> EXERCISE PROMPT
Exactly reproduce each record listed below.

> EXTRACTED RECORDS
=-=-=-=-=

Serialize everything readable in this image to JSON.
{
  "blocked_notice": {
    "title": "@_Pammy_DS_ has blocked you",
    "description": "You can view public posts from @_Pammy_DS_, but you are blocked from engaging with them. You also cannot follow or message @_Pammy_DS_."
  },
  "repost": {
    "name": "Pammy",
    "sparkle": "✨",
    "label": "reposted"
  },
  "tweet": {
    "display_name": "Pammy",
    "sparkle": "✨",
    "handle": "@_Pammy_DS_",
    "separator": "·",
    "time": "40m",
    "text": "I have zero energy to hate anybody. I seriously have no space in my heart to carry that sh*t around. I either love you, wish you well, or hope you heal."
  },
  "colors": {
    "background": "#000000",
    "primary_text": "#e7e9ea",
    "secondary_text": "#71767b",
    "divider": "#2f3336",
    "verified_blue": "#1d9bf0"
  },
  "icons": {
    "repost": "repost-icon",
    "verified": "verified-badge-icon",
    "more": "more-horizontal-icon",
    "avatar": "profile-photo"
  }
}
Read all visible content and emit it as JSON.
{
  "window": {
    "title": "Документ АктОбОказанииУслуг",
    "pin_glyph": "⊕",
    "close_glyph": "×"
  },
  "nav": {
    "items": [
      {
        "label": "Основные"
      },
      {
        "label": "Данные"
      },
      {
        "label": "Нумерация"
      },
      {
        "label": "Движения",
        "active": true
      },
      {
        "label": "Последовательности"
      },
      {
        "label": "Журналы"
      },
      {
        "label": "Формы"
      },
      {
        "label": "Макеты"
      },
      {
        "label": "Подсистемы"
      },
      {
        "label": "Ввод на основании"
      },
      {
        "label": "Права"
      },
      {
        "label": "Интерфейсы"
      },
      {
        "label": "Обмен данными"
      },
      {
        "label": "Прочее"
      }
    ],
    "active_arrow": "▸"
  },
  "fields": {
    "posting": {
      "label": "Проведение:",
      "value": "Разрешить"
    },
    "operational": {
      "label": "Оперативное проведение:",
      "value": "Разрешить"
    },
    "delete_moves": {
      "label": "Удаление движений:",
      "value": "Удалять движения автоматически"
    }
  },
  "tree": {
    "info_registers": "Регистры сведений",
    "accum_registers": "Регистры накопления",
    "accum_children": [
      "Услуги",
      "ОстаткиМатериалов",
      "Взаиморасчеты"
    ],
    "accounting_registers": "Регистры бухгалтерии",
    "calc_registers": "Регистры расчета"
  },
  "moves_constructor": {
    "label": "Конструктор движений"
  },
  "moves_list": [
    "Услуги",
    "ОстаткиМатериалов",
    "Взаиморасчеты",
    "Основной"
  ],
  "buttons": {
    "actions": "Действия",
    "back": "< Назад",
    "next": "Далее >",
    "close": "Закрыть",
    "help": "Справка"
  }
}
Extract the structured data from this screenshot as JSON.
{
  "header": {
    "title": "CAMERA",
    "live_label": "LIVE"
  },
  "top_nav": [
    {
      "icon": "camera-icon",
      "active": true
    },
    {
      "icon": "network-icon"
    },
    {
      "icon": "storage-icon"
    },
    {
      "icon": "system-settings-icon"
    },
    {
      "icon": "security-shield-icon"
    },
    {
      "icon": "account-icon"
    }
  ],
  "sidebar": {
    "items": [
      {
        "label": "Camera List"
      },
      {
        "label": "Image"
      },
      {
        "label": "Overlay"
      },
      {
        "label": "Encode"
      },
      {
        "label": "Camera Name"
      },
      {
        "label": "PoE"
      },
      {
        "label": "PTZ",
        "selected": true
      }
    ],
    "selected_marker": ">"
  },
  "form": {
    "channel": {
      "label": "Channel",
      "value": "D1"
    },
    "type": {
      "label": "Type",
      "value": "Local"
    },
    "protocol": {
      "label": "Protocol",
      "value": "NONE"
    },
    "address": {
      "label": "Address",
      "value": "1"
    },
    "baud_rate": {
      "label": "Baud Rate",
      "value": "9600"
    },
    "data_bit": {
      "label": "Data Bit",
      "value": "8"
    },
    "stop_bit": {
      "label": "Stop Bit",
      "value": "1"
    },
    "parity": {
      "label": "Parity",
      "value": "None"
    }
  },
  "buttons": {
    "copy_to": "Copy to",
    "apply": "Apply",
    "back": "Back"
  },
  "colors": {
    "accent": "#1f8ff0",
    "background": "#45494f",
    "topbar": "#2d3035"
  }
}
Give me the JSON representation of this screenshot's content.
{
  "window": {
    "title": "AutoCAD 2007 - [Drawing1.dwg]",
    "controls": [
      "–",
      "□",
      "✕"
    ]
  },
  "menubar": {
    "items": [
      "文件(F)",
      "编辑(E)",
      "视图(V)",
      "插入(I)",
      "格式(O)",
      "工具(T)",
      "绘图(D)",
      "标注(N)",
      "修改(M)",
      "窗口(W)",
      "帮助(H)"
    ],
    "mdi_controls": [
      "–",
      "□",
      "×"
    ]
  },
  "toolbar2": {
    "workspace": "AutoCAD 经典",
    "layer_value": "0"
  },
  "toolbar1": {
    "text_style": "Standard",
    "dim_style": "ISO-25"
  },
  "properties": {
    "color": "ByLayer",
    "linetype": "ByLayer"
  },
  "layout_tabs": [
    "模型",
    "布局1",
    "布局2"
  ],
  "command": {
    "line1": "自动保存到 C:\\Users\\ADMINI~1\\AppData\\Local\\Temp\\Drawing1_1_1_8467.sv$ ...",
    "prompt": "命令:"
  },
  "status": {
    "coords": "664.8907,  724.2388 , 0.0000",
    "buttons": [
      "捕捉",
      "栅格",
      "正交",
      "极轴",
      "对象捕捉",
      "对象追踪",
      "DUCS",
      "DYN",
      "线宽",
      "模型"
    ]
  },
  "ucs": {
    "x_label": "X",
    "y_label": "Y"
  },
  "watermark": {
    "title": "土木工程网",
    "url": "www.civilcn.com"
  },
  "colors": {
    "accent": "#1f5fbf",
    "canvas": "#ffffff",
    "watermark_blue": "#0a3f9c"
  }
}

=-=-=-=-=

> OUTPUT
Serialize everything readable in this image to JSON.
{
  "blocked_notice": {
    "title": "@_Pammy_DS_ has blocked you",
    "description": "You can view public posts from @_Pammy_DS_, but you are blocked from engaging with them. You also cannot follow or message @_Pammy_DS_."
  },
  "repost": {
    "name": "Pammy",
    "sparkle": "✨",
    "label": "reposted"
  },
  "tweet": {
    "display_name": "Pammy",
    "sparkle": "✨",
    "handle": "@_Pammy_DS_",
    "separator": "·",
    "time": "40m",
    "text": "I have zero energy to hate anybody. I seriously have no space in my heart to carry that sh*t around. I either love you, wish you well, or hope you heal."
  },
  "colors": {
    "background": "#000000",
    "primary_text": "#e7e9ea",
    "secondary_text": "#71767b",
    "divider": "#2f3336",
    "verified_blue": "#1d9bf0"
  },
  "icons": {
    "repost": "repost-icon",
    "verified": "verified-badge-icon",
    "more": "more-horizontal-icon",
    "avatar": "profile-photo"
  }
}
Read all visible content and emit it as JSON.
{
  "window": {
    "title": "Документ АктОбОказанииУслуг",
    "pin_glyph": "⊕",
    "close_glyph": "×"
  },
  "nav": {
    "items": [
      {
        "label": "Основные"
      },
      {
        "label": "Данные"
      },
      {
        "label": "Нумерация"
      },
      {
        "label": "Движения",
        "active": true
      },
      {
        "label": "Последовательности"
      },
      {
        "label": "Журналы"
      },
      {
        "label": "Формы"
      },
      {
        "label": "Макеты"
      },
      {
        "label": "Подсистемы"
      },
      {
        "label": "Ввод на основании"
      },
      {
        "label": "Права"
      },
      {
        "label": "Интерфейсы"
      },
      {
        "label": "Обмен данными"
      },
      {
        "label": "Прочее"
      }
    ],
    "active_arrow": "▸"
  },
  "fields": {
    "posting": {
      "label": "Проведение:",
      "value": "Разрешить"
    },
    "operational": {
      "label": "Оперативное проведение:",
      "value": "Разрешить"
    },
    "delete_moves": {
      "label": "Удаление движений:",
      "value": "Удалять движения автоматически"
    }
  },
  "tree": {
    "info_registers": "Регистры сведений",
    "accum_registers": "Регистры накопления",
    "accum_children": [
      "Услуги",
      "ОстаткиМатериалов",
      "Взаиморасчеты"
    ],
    "accounting_registers": "Регистры бухгалтерии",
    "calc_registers": "Регистры расчета"
  },
  "moves_constructor": {
    "label": "Конструктор движений"
  },
  "moves_list": [
    "Услуги",
    "ОстаткиМатериалов",
    "Взаиморасчеты",
    "Основной"
  ],
  "buttons": {
    "actions": "Действия",
    "back": "< Назад",
    "next": "Далее >",
    "close": "Закрыть",
    "help": "Справка"
  }
}
Extract the structured data from this screenshot as JSON.
{
  "header": {
    "title": "CAMERA",
    "live_label": "LIVE"
  },
  "top_nav": [
    {
      "icon": "camera-icon",
      "active": true
    },
    {
      "icon": "network-icon"
    },
    {
      "icon": "storage-icon"
    },
    {
      "icon": "system-settings-icon"
    },
    {
      "icon": "security-shield-icon"
    },
    {
      "icon": "account-icon"
    }
  ],
  "sidebar": {
    "items": [
      {
        "label": "Camera List"
      },
      {
        "label": "Image"
      },
      {
        "label": "Overlay"
      },
      {
        "label": "Encode"
      },
      {
        "label": "Camera Name"
      },
      {
        "label": "PoE"
      },
      {
        "label": "PTZ",
        "selected": true
      }
    ],
    "selected_marker": ">"
  },
  "form": {
    "channel": {
      "label": "Channel",
      "value": "D1"
    },
    "type": {
      "label": "Type",
      "value": "Local"
    },
    "protocol": {
      "label": "Protocol",
      "value": "NONE"
    },
    "address": {
      "label": "Address",
      "value": "1"
    },
    "baud_rate": {
      "label": "Baud Rate",
      "value": "9600"
    },
    "data_bit": {
      "label": "Data Bit",
      "value": "8"
    },
    "stop_bit": {
      "label": "Stop Bit",
      "value": "1"
    },
    "parity": {
      "label": "Parity",
      "value": "None"
    }
  },
  "buttons": {
    "copy_to": "Copy to",
    "apply": "Apply",
    "back": "Back"
  },
  "colors": {
    "accent": "#1f8ff0",
    "background": "#45494f",
    "topbar": "#2d3035"
  }
}
Give me the JSON representation of this screenshot's content.
{
  "window": {
    "title": "AutoCAD 2007 - [Drawing1.dwg]",
    "controls": [
      "–",
      "□",
      "✕"
    ]
  },
  "menubar": {
    "items": [
      "文件(F)",
      "编辑(E)",
      "视图(V)",
      "插入(I)",
      "格式(O)",
      "工具(T)",
      "绘图(D)",
      "标注(N)",
      "修改(M)",
      "窗口(W)",
      "帮助(H)"
    ],
    "mdi_controls": [
      "–",
      "□",
      "×"
    ]
  },
  "toolbar2": {
    "workspace": "AutoCAD 经典",
    "layer_value": "0"
  },
  "toolbar1": {
    "text_style": "Standard",
    "dim_style": "ISO-25"
  },
  "properties": {
    "color": "ByLayer",
    "linetype": "ByLayer"
  },
  "layout_tabs": [
    "模型",
    "布局1",
    "布局2"
  ],
  "command": {
    "line1": "自动保存到 C:\\Users\\ADMINI~1\\AppData\\Local\\Temp\\Drawing1_1_1_8467.sv$ ...",
    "prompt": "命令:"
  },
  "status": {
    "coords": "664.8907,  724.2388 , 0.0000",
    "buttons": [
      "捕捉",
      "栅格",
      "正交",
      "极轴",
      "对象捕捉",
      "对象追踪",
      "DUCS",
      "DYN",
      "线宽",
      "模型"
    ]
  },
  "ucs": {
    "x_label": "X",
    "y_label": "Y"
  },
  "watermark": {
    "title": "土木工程网",
    "url": "www.civilcn.com"
  },
  "colors": {
    "accent": "#1f5fbf",
    "canvas": "#ffffff",
    "watermark_blue": "#0a3f9c"
  }
}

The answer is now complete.